2. Access the Airflow web interface by opening a web browser and navigating to http://localhost:8080 (assuming you're running it locally).

3. In the web interface, you’ll see the DAG my_dag listed. Toggle the switch icon to enable the DAG.

4. Airflow will automatically start executing the tasks based on the defined schedule interval. You can monitor the progress of the DAG, view logs, and manage the workflow from the web interface.

Data Pipelines

Data pipeline is a set of actions right from ingesting raw data from various sources/systems, process the data and move it to the end systems for data storage and analysis.

Pic credits : ubuntu

It consists of 5 stages —

1. Source

Data can be extracted and ingested from before sending it for transformation process.

==================================================

-- SHORT TASK 1 --
Decide whether each statement agrees with the Airflow and data pipeline text, answering yes or no and quoting the words that settle it: (a) When Airflow runs locally, its web interface is reached at http://localhost:8080. (b) Each run of a DAG's tasks must be started by hand. (c) A data pipeline is said to have seven stages.
-- SHORT TASK 2 --
Carry on the Airflow and data pipeline text from its final sentence.
The lines that come next have no connection to the Airflow and data pipeline text.

[Element placement data]
==================================================

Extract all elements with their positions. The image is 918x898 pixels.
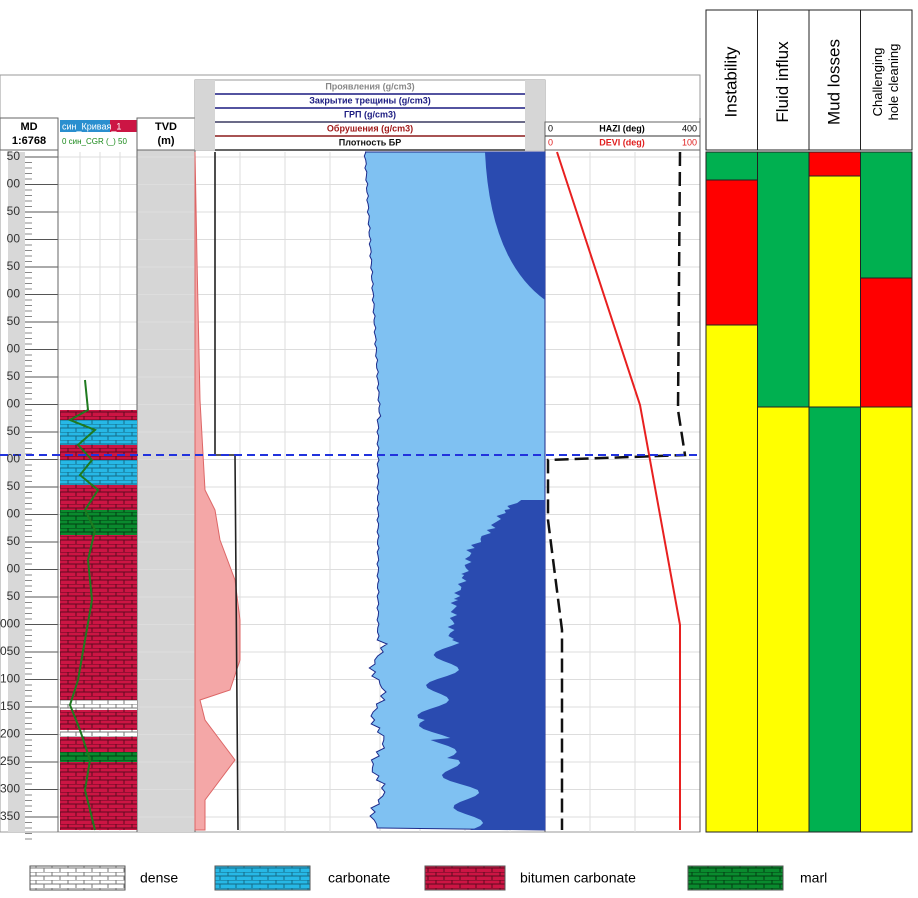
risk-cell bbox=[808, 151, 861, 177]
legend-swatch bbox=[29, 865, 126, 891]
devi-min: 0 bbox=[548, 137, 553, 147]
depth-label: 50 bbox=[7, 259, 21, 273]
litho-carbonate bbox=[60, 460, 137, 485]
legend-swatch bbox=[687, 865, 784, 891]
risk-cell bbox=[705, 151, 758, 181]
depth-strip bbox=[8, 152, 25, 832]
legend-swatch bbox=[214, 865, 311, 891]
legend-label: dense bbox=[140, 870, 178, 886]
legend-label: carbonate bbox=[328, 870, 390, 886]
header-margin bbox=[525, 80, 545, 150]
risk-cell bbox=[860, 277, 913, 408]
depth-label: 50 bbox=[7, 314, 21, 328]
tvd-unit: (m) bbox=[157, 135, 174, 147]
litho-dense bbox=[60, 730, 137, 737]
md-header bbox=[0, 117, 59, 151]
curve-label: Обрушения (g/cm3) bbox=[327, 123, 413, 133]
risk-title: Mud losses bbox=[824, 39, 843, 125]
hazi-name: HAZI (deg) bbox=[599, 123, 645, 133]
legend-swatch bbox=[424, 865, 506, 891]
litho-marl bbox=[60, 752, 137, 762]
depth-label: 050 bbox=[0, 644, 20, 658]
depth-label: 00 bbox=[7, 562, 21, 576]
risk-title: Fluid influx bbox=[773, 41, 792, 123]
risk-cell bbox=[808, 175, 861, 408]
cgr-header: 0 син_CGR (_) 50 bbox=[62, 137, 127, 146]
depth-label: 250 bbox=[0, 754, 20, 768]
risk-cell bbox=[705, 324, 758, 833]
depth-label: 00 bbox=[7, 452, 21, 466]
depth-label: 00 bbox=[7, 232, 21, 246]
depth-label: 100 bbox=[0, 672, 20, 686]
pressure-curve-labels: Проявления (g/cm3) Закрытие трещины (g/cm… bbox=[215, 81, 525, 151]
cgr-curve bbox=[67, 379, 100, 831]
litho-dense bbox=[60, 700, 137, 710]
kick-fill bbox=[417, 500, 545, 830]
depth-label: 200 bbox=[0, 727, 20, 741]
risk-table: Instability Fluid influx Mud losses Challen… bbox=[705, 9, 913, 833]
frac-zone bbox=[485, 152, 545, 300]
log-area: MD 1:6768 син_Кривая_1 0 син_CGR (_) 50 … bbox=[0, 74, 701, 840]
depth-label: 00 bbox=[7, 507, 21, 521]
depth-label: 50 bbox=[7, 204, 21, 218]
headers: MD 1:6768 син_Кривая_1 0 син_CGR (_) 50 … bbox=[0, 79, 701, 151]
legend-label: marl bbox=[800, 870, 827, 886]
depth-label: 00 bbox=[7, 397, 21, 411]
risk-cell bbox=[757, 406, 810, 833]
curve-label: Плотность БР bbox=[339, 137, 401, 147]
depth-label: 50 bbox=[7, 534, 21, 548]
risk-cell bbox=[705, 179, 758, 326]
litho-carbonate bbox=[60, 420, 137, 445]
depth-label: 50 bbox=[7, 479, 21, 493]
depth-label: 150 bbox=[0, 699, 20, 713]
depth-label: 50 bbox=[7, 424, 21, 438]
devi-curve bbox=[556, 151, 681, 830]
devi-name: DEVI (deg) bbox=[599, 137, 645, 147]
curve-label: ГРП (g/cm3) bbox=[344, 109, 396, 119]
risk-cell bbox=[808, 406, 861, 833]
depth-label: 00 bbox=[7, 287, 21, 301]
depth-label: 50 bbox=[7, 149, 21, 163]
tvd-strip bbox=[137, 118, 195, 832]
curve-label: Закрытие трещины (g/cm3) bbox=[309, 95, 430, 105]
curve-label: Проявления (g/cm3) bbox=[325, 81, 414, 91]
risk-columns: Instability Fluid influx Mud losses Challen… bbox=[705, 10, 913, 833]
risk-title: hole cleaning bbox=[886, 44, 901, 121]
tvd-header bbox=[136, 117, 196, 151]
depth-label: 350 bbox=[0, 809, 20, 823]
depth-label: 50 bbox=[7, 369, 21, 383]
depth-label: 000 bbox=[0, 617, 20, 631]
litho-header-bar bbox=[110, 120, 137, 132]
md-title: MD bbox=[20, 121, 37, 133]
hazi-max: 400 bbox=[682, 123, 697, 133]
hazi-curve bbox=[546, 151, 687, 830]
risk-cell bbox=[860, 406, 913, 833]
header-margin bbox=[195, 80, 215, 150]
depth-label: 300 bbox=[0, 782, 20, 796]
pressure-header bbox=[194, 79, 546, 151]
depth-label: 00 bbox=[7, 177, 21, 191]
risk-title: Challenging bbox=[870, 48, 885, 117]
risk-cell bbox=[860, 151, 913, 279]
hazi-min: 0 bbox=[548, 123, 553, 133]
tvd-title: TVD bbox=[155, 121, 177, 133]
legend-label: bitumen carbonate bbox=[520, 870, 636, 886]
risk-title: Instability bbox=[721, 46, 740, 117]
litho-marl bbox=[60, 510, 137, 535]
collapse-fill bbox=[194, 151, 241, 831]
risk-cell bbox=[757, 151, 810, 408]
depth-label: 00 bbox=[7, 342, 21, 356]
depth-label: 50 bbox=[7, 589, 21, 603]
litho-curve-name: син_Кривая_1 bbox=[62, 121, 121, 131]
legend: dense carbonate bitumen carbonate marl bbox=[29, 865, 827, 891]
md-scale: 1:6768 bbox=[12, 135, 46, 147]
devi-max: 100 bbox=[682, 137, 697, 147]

==================================================

-- TASK RESPONSE 1 --
(a) Yes: "navigating to http://localhost:8080 (assuming you're running it locally)"
(b) No: "Airflow will automatically start executing the tasks based on the defined schedule interval."
(c) No: "It consists of 5 stages"

-- TASK RESPONSE 2 --
Legacy systems

Mobile devices

Cloud environments

Data storage systems

Data warehouses

Data ingestion is the process of collecting raw data from various sources and loading it for further transformation/processing.

2. Transformation

Transform process is one of the most important step which involves —

Clean the data — Check for the missing or null values

Imputation — Use imputation methods to fill in the missing or null values

Verify the data and sources — Check and verify the sources of data

Sorting the data — Organize the data

Standardizing and removing the duplicates — Remove the redundant data and make sure the data is properly formatted/standardized according to the rules

import pandas as pd
import numpy as np

# Step 1: Clean the data
def clean_data(df):
    df_cleaned = df.dropna()  # Remove rows with missing or null values
    return df_cleaned

# Step 2: Imputation
def impute_data(df):
    # Use mean imputation to fill missing values
    df_imputed = df.fillna(df.mean())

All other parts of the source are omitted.